**The records**:
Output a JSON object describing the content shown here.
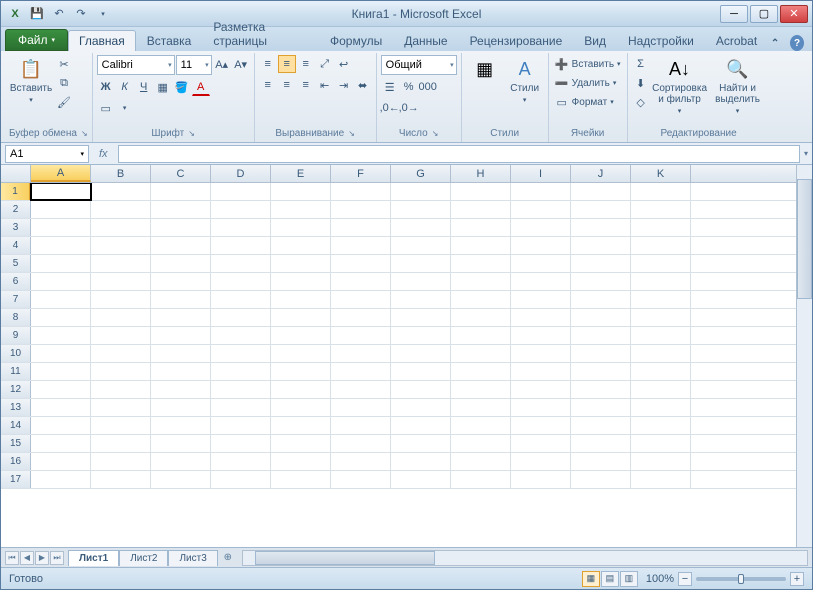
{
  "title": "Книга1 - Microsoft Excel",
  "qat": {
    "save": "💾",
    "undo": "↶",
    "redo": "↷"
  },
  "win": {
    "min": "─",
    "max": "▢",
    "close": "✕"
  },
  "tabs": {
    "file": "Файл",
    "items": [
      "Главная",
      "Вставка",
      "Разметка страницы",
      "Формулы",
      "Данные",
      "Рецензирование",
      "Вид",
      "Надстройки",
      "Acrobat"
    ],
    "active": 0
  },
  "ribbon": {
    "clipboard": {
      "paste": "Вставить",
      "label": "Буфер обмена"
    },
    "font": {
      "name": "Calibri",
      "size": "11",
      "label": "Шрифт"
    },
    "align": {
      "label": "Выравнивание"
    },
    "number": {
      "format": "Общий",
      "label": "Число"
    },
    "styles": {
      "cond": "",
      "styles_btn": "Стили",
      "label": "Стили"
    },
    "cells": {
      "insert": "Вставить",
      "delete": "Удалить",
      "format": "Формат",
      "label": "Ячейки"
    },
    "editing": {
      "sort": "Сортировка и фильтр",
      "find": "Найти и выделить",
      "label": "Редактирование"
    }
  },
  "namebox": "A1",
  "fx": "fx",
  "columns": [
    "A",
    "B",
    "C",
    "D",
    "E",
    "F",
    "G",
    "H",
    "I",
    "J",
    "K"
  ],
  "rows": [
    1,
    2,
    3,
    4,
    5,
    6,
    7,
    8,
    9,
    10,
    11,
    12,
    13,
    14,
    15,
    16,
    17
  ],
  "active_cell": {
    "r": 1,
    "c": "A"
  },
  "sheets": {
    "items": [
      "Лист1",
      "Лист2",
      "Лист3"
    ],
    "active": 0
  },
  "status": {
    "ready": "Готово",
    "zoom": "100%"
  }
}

==

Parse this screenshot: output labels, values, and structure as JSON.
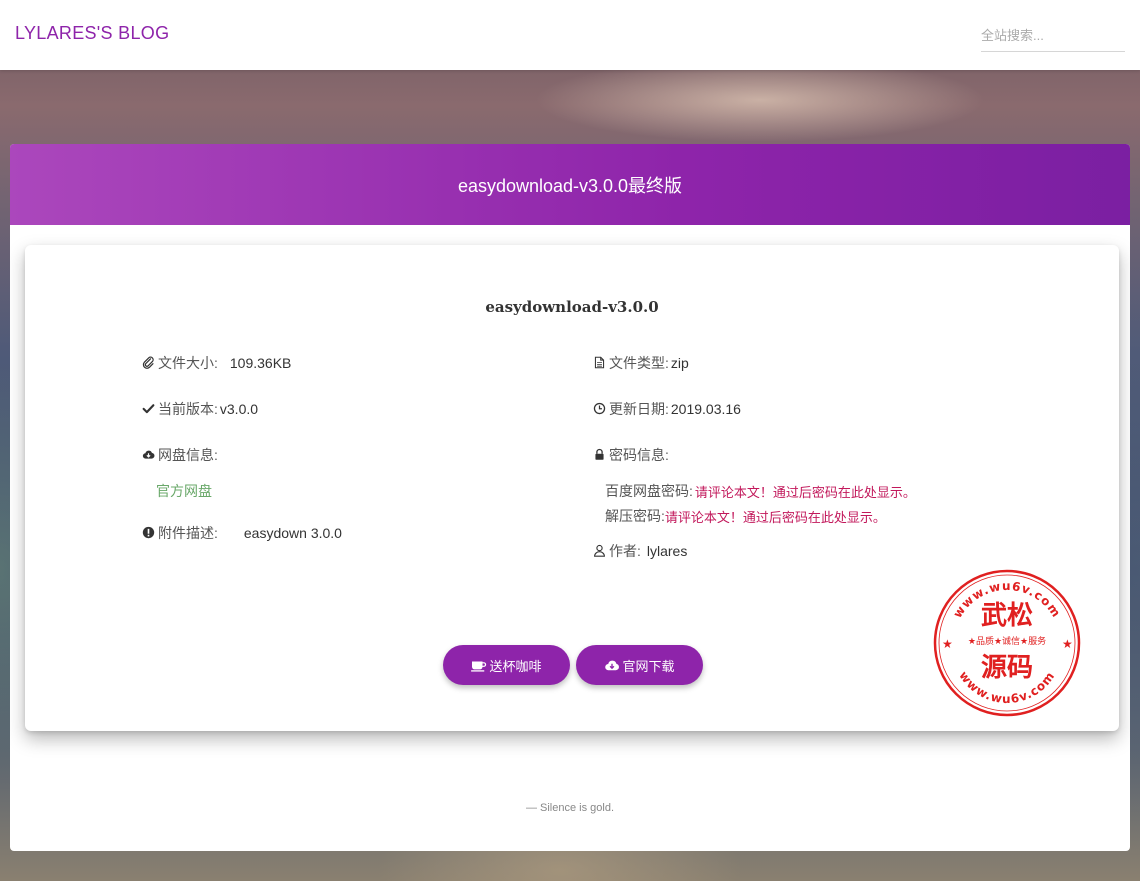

---

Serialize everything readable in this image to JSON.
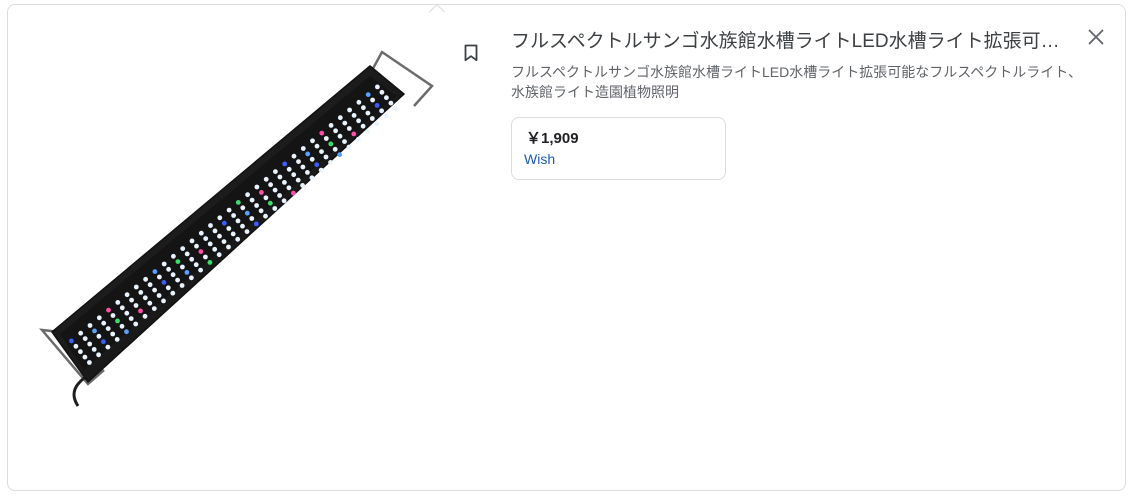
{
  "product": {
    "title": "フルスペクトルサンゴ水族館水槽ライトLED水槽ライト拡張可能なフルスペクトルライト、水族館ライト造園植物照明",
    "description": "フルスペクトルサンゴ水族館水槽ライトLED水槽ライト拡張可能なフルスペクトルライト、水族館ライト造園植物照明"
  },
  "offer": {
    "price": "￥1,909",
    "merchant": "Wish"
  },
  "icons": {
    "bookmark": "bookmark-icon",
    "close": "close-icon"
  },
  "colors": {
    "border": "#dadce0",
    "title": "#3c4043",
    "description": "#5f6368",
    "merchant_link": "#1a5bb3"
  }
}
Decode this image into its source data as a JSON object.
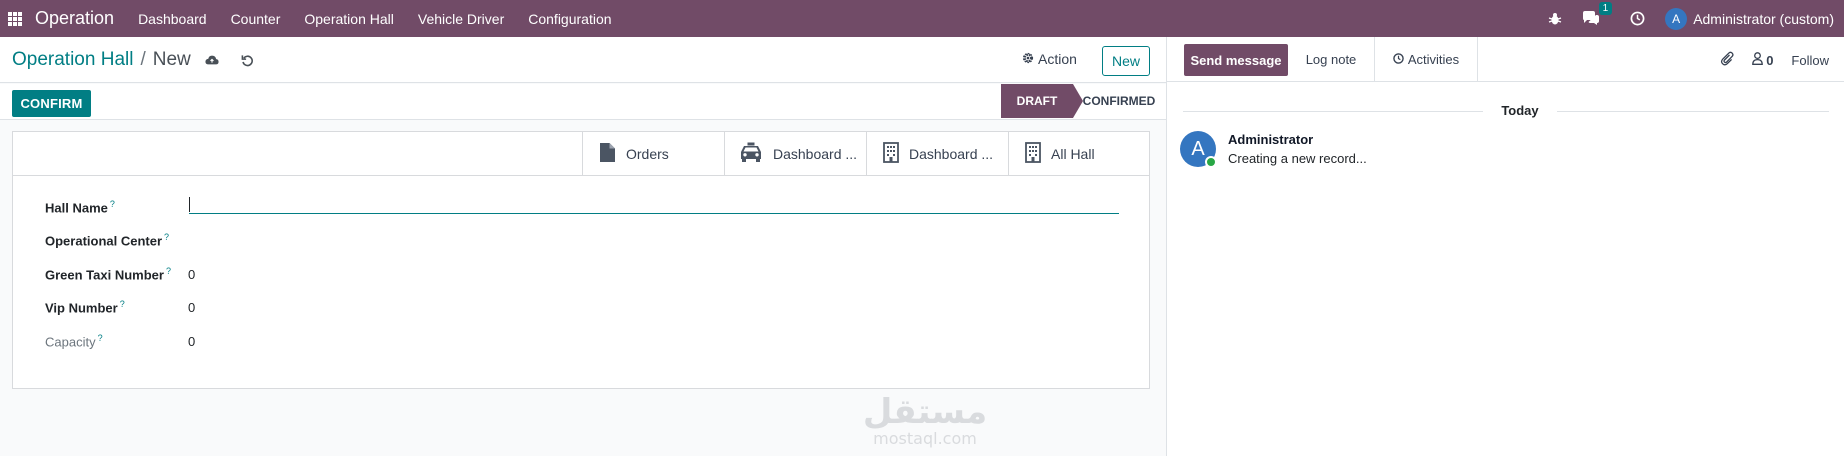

**Problem to solve**: Go up to the line with "Serialize everything readable" and retype exactly from there through the line with "Decode this image". Leave out pictures.

**Solution to the exercise**:
Serialize everything readable in this image to JSON.
{
  "product": {
    "title": "フルスペクトルサンゴ水族館水槽ライトLED水槽ライト拡張可能なフルスペクトルライト、水族館ライト造園植物照明",
    "description": "フルスペクトルサンゴ水族館水槽ライトLED水槽ライト拡張可能なフルスペクトルライト、水族館ライト造園植物照明"
  },
  "offer": {
    "price": "￥1,909",
    "merchant": "Wish"
  },
  "icons": {
    "bookmark": "bookmark-icon",
    "close": "close-icon"
  },
  "colors": {
    "border": "#dadce0",
    "title": "#3c4043",
    "description": "#5f6368",
    "merchant_link": "#1a5bb3"
  }
}
Decode this image into its source data as a JSON object.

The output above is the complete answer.